- _Written task_:
How many of the lines here include "водности"? Answer with a single number.
** START **
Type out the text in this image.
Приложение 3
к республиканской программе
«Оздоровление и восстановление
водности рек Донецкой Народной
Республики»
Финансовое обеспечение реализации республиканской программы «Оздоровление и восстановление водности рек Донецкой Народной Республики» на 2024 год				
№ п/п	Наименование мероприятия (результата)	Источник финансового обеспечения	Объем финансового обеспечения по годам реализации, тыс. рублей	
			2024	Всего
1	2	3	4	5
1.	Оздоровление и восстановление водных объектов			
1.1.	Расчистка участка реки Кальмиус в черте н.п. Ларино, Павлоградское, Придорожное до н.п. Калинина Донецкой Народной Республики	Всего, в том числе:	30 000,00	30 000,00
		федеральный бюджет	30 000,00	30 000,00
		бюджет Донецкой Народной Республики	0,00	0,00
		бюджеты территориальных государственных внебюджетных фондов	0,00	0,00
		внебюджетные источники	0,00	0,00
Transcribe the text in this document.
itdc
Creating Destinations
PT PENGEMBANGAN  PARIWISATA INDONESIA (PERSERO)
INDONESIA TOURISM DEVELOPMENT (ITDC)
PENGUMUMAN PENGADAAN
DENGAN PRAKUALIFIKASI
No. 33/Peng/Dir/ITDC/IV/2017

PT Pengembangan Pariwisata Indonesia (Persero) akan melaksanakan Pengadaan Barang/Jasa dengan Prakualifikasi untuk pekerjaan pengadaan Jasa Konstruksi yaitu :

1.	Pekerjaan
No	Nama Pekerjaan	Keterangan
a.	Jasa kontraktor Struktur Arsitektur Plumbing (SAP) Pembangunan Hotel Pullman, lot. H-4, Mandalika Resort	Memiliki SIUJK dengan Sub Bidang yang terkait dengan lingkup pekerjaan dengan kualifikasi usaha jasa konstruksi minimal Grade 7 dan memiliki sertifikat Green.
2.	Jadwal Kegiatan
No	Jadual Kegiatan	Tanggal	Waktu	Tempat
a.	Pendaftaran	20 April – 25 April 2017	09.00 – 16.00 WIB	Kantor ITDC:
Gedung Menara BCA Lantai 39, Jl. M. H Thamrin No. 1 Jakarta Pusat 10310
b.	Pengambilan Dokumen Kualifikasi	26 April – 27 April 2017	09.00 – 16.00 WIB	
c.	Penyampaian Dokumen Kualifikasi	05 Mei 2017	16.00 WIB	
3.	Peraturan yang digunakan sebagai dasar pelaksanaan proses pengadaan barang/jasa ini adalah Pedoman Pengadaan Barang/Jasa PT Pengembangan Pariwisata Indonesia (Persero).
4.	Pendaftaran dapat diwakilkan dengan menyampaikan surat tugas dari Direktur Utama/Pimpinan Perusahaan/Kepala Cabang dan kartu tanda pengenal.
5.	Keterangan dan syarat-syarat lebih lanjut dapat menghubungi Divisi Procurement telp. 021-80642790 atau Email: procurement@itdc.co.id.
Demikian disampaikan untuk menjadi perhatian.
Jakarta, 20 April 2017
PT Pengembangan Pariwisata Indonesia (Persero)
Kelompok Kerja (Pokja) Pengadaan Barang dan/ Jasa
** END **
- _Expected answer_:
2